→ **Short problem**:
In the listing below, find every line containing "Finish" and copy it out.

→ **Records to process**:
╭──

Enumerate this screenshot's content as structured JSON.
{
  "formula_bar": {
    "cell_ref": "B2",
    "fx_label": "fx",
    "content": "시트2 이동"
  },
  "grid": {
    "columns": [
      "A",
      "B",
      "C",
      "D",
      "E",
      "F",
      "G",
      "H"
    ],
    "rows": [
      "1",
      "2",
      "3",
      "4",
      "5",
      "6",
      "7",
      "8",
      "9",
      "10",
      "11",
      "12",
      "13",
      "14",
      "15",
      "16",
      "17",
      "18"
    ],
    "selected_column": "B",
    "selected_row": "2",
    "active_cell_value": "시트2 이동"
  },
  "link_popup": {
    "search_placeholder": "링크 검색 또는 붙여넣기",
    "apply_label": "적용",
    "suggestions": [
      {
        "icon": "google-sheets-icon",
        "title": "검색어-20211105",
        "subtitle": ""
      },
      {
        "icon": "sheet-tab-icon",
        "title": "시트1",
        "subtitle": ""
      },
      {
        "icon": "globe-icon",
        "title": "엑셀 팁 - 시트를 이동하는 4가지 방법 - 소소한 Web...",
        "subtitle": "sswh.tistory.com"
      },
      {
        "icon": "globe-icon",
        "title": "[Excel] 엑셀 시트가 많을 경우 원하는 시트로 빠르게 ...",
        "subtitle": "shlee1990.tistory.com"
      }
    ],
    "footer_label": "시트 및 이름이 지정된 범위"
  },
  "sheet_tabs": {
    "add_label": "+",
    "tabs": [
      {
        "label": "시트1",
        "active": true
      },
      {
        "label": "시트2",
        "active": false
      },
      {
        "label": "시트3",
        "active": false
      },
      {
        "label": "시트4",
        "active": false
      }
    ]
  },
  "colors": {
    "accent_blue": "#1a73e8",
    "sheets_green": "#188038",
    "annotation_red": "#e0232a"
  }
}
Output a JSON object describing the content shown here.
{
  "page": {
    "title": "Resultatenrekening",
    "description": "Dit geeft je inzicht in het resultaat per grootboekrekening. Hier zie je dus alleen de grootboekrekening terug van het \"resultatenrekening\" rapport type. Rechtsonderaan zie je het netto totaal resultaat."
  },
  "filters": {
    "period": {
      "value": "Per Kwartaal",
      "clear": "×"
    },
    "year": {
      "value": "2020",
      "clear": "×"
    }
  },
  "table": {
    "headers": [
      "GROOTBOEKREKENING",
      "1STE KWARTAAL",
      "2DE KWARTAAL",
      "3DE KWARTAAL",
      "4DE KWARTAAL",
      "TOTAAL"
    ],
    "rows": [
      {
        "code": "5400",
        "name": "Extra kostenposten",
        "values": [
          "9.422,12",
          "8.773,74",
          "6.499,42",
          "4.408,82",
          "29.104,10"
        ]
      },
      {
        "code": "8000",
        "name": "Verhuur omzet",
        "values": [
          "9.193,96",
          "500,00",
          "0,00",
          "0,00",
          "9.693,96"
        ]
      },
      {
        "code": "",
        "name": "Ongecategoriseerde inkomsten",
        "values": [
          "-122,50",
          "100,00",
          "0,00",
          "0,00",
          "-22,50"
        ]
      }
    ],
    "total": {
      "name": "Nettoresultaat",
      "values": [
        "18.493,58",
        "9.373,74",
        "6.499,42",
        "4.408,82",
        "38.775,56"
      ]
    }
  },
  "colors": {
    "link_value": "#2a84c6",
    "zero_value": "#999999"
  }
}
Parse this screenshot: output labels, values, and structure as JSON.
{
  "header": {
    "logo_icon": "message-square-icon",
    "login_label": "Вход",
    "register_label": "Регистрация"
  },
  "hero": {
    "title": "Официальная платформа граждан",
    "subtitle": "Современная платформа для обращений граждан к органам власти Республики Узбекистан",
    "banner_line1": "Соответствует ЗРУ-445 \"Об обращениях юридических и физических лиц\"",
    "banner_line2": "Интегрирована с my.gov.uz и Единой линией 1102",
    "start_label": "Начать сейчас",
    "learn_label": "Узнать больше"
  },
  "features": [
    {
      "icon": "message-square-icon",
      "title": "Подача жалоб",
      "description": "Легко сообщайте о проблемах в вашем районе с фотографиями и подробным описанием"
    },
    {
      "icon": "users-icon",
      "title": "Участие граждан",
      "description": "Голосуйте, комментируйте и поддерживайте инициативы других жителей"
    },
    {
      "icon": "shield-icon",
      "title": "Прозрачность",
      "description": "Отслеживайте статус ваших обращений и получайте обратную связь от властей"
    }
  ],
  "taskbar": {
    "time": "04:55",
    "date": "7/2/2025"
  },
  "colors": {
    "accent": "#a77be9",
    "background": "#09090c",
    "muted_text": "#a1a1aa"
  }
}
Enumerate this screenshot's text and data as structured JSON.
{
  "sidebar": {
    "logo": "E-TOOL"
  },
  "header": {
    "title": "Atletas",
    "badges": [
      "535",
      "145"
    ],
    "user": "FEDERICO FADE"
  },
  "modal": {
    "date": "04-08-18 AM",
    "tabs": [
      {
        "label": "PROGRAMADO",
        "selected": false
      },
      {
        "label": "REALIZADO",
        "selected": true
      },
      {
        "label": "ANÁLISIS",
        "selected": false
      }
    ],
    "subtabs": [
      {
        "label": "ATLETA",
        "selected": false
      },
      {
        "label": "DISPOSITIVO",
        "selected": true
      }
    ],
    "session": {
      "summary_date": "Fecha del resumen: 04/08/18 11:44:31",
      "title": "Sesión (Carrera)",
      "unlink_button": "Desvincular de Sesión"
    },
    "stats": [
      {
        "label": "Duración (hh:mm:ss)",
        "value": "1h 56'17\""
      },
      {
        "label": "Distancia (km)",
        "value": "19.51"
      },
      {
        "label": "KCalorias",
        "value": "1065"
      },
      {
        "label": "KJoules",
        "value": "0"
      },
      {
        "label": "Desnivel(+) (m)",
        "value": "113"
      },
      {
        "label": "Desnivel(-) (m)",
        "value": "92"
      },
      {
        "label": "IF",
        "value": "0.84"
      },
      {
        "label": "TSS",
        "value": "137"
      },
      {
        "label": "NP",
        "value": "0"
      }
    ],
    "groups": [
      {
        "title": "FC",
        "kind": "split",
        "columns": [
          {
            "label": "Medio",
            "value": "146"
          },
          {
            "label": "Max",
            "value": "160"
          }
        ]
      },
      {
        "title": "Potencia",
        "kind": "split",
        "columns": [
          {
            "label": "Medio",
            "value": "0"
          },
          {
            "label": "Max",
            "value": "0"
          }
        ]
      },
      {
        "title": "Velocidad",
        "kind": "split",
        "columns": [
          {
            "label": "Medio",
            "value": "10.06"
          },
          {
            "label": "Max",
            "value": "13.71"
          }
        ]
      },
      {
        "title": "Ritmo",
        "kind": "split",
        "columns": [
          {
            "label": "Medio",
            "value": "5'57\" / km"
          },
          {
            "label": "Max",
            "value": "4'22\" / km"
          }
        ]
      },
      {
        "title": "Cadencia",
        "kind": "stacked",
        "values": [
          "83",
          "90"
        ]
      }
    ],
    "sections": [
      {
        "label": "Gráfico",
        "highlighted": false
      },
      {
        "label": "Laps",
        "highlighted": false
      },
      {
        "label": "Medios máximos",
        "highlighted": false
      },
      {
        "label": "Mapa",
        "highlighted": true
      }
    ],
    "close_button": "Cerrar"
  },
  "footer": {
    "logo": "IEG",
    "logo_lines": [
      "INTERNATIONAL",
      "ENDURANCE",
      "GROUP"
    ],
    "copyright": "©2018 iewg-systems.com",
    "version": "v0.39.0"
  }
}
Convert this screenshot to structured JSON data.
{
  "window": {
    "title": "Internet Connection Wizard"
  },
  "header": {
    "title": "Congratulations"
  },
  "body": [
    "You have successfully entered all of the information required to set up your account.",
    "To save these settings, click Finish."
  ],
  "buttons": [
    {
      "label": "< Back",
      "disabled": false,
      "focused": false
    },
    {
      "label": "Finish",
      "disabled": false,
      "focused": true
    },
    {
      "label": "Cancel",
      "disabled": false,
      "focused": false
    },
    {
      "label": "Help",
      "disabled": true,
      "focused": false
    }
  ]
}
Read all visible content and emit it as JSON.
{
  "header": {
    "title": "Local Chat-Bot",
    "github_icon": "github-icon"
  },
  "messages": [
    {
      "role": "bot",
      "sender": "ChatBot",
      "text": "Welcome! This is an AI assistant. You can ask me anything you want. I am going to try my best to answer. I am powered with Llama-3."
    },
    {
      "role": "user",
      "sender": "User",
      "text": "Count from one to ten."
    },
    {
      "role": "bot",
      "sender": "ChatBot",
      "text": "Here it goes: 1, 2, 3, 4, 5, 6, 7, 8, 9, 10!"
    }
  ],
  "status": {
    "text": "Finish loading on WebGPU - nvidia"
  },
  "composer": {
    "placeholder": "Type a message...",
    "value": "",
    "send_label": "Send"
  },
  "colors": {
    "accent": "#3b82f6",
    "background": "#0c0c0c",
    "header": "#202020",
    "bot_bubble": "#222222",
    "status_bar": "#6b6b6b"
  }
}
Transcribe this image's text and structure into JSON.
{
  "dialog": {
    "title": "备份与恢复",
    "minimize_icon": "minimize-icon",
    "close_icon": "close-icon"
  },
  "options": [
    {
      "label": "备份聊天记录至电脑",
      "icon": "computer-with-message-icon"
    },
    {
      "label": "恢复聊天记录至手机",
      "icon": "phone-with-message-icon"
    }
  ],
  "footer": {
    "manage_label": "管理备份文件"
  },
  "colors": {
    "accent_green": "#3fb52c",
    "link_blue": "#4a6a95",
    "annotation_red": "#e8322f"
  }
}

╰──

→ **Full solution**:
    "To save these settings, click Finish."
      "label": "Finish",
    "text": "Finish loading on WebGPU - nvidia"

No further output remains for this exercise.